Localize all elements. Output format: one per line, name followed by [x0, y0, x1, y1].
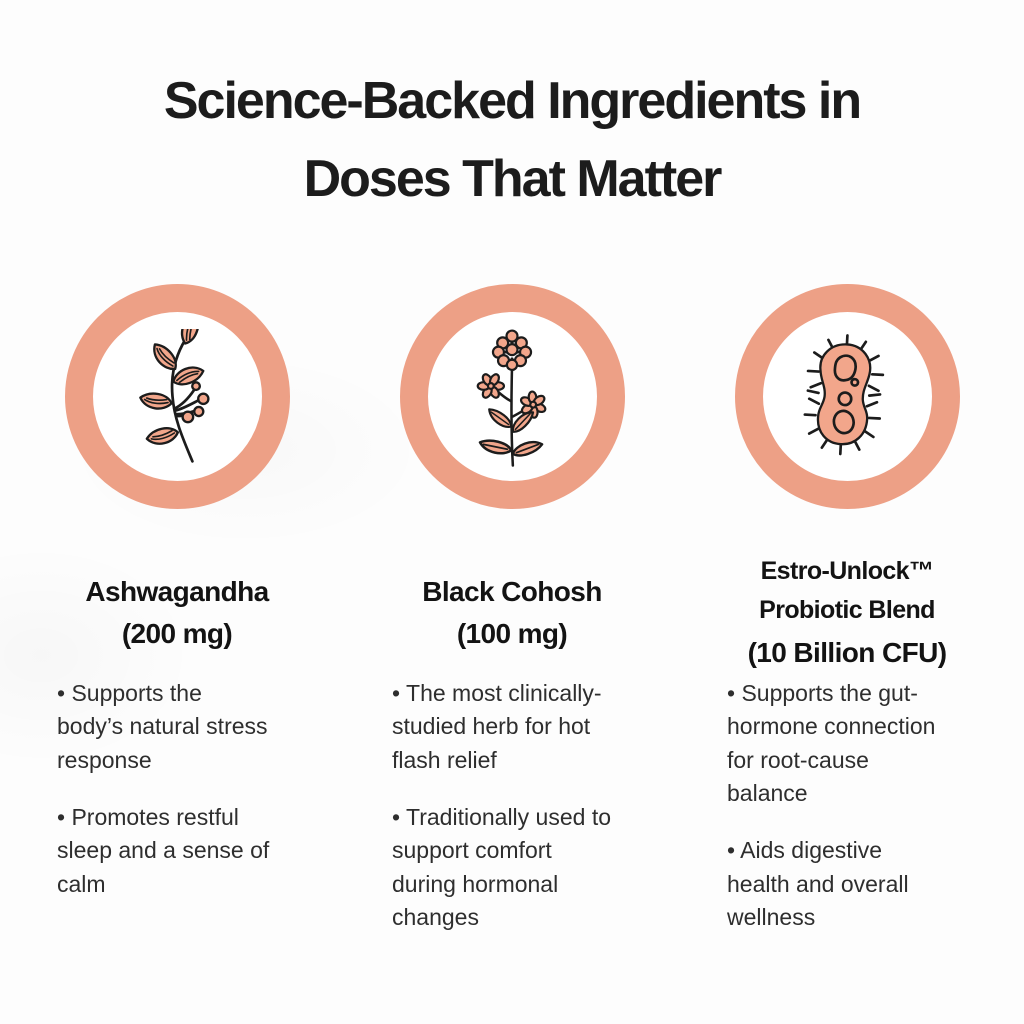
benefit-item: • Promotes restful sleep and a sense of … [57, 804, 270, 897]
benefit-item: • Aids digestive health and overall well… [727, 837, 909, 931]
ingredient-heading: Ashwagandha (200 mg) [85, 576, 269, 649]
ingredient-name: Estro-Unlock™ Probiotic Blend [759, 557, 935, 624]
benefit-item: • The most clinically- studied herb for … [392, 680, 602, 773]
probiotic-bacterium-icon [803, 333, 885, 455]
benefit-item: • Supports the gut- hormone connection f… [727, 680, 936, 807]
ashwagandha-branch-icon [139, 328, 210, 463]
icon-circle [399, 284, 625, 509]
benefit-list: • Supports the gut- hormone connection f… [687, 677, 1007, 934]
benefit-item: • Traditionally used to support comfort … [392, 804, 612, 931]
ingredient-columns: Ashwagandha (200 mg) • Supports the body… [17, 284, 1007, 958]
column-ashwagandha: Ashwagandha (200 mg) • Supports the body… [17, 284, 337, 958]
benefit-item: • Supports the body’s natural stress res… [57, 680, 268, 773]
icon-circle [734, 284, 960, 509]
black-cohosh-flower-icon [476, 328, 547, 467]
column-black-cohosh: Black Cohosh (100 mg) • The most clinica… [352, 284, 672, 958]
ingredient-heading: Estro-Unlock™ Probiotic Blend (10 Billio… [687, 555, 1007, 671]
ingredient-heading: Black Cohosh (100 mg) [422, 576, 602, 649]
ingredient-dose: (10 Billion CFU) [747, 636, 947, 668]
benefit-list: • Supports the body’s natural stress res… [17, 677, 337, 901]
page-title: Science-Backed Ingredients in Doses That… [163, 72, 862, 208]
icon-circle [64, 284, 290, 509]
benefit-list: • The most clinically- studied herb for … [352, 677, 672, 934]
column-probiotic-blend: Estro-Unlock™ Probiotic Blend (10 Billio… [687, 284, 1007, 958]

--

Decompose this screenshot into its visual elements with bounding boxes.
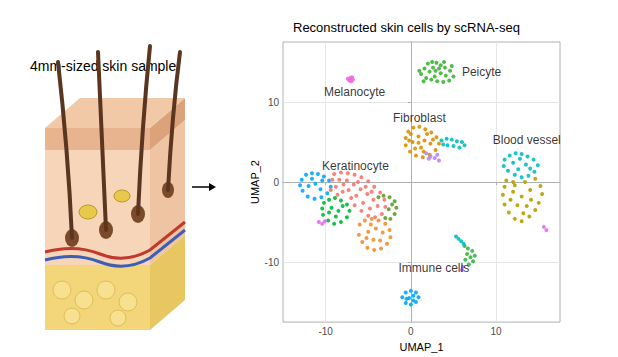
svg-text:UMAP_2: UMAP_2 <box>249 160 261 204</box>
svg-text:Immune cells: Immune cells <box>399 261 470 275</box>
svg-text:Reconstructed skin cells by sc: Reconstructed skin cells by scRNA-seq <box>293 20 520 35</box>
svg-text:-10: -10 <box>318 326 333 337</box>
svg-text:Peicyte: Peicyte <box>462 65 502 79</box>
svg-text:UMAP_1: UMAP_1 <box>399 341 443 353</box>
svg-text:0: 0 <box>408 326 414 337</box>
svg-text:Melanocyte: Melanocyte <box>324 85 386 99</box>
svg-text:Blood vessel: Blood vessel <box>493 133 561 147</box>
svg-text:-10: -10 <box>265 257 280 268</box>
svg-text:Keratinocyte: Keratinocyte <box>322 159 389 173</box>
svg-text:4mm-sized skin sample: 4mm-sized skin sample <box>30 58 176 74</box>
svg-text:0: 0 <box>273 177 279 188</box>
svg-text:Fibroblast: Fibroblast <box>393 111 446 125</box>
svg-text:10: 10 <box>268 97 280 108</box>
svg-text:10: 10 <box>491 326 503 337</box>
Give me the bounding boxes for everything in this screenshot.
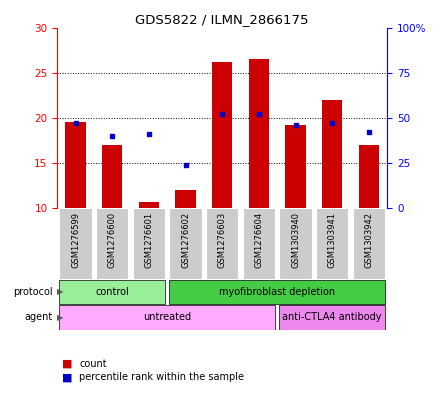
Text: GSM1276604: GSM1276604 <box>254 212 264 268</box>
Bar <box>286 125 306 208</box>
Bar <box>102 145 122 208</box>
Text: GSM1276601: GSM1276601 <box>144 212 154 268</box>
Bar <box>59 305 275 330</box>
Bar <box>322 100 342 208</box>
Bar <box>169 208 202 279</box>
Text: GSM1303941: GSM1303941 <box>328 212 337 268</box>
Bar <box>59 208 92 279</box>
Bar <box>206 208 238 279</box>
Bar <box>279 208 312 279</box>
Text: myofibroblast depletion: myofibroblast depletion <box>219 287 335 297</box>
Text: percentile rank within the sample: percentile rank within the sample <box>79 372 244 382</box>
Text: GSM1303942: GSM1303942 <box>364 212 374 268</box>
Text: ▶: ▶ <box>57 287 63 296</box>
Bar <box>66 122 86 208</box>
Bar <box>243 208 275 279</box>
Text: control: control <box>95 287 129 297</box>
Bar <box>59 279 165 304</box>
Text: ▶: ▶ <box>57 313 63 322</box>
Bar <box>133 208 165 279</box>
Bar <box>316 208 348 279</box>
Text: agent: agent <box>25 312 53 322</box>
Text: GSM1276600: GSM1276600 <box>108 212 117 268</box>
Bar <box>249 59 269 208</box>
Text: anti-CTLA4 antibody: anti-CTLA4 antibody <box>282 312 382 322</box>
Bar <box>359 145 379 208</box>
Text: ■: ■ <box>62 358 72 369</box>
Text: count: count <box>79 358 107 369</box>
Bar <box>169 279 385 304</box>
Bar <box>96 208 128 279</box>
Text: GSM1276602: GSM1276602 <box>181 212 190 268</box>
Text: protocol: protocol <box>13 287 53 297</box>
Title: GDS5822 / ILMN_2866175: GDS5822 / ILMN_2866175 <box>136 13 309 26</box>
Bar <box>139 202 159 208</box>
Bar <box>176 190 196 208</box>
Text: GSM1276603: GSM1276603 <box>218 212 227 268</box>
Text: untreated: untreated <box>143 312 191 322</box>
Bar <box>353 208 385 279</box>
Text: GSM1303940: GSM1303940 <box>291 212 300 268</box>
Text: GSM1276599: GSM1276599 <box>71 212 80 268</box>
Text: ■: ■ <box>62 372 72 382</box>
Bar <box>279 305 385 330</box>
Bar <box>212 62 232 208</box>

--

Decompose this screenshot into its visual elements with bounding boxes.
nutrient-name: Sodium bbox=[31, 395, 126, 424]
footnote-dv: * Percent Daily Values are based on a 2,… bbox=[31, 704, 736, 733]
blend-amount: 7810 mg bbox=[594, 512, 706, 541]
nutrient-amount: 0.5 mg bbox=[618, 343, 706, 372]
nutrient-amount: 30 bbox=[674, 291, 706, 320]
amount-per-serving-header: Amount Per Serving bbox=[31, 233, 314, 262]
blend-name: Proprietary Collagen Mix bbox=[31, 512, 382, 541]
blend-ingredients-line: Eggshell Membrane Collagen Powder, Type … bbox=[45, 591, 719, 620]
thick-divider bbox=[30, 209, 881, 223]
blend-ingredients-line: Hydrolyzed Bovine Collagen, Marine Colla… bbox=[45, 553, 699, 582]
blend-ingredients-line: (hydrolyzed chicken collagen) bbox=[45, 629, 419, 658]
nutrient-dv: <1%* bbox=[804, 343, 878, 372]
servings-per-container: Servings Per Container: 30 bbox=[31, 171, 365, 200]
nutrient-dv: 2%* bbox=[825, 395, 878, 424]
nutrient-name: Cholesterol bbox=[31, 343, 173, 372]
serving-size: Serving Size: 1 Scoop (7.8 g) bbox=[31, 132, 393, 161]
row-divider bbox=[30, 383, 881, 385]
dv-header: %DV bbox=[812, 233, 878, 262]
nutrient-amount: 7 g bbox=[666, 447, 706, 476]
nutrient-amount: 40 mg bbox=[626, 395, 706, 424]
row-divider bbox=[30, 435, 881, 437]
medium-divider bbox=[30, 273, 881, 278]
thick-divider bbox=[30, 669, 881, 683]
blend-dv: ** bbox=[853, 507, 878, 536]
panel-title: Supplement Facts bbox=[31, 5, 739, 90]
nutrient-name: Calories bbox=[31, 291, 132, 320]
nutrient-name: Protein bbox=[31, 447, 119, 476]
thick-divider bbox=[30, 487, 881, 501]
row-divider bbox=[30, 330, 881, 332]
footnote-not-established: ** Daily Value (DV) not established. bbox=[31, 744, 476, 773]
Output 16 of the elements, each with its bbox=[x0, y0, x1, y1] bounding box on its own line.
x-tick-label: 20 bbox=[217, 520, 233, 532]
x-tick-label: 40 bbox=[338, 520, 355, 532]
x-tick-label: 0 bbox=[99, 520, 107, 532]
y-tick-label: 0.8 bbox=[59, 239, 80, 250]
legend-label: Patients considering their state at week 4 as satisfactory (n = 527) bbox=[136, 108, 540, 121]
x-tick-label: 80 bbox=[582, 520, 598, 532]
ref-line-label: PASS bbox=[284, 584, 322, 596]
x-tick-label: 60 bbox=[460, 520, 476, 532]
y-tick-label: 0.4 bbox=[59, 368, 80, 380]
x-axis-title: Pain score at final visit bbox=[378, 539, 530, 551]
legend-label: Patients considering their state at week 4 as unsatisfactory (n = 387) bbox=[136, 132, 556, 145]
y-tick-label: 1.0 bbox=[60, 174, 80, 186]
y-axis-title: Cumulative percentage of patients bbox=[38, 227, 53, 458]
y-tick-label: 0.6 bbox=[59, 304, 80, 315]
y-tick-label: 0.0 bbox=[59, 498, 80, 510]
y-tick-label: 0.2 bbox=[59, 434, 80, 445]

*Your objective:*
For the string "Estro", find every line of the material that contains it, and copy each one.

*Response area:*
ingredient-name: Estro-Unlock™ Probiotic Blend [759, 557, 935, 624]
ingredient-heading: Estro-Unlock™ Probiotic Blend (10 Billio… [687, 555, 1007, 671]
column-probiotic-blend: Estro-Unlock™ Probiotic Blend (10 Billio… [687, 284, 1007, 958]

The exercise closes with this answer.